Dataset entries
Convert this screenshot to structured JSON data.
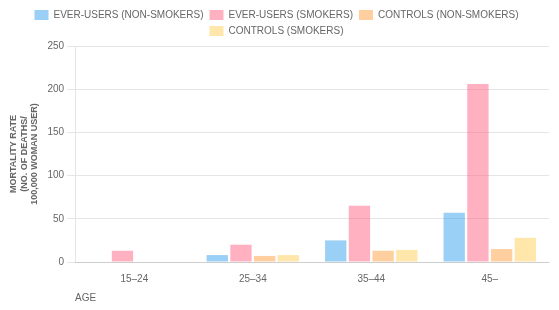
{
  "chart_data": {
    "type": "bar",
    "categories": [
      "15–24",
      "25–34",
      "35–44",
      "45–"
    ],
    "xlabel": "AGE",
    "ylabel": "MORTALITY RATE\n(NO. OF DEATHS/\n100,000 WOMAN USER)",
    "series": [
      {
        "name": "EVER-USERS (NON-SMOKERS)",
        "values": [
          0,
          8,
          25,
          57
        ]
      },
      {
        "name": "EVER-USERS (SMOKERS)",
        "values": [
          13,
          20,
          65,
          206
        ]
      },
      {
        "name": "CONTROLS (NON-SMOKERS)",
        "values": [
          0,
          7,
          13,
          15
        ]
      },
      {
        "name": "CONTROLS (SMOKERS)",
        "values": [
          0,
          8,
          14,
          28
        ]
      }
    ],
    "ylim": [
      0,
      250
    ],
    "yticks": [
      0,
      50,
      100,
      150,
      200,
      250
    ],
    "grid": true,
    "legend": "top"
  }
}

Task prompt
Please write out all of the material above without changing a word, and omit any pictures.

Final result
Convert this screenshot to structured JSON data.
{
  "chart_data": {
    "type": "bar",
    "categories": [
      "15–24",
      "25–34",
      "35–44",
      "45–"
    ],
    "xlabel": "AGE",
    "ylabel": "MORTALITY RATE\n(NO. OF DEATHS/\n100,000 WOMAN USER)",
    "series": [
      {
        "name": "EVER-USERS (NON-SMOKERS)",
        "values": [
          0,
          8,
          25,
          57
        ]
      },
      {
        "name": "EVER-USERS (SMOKERS)",
        "values": [
          13,
          20,
          65,
          206
        ]
      },
      {
        "name": "CONTROLS (NON-SMOKERS)",
        "values": [
          0,
          7,
          13,
          15
        ]
      },
      {
        "name": "CONTROLS (SMOKERS)",
        "values": [
          0,
          8,
          14,
          28
        ]
      }
    ],
    "ylim": [
      0,
      250
    ],
    "yticks": [
      0,
      50,
      100,
      150,
      200,
      250
    ],
    "grid": true,
    "legend": "top"
  }
}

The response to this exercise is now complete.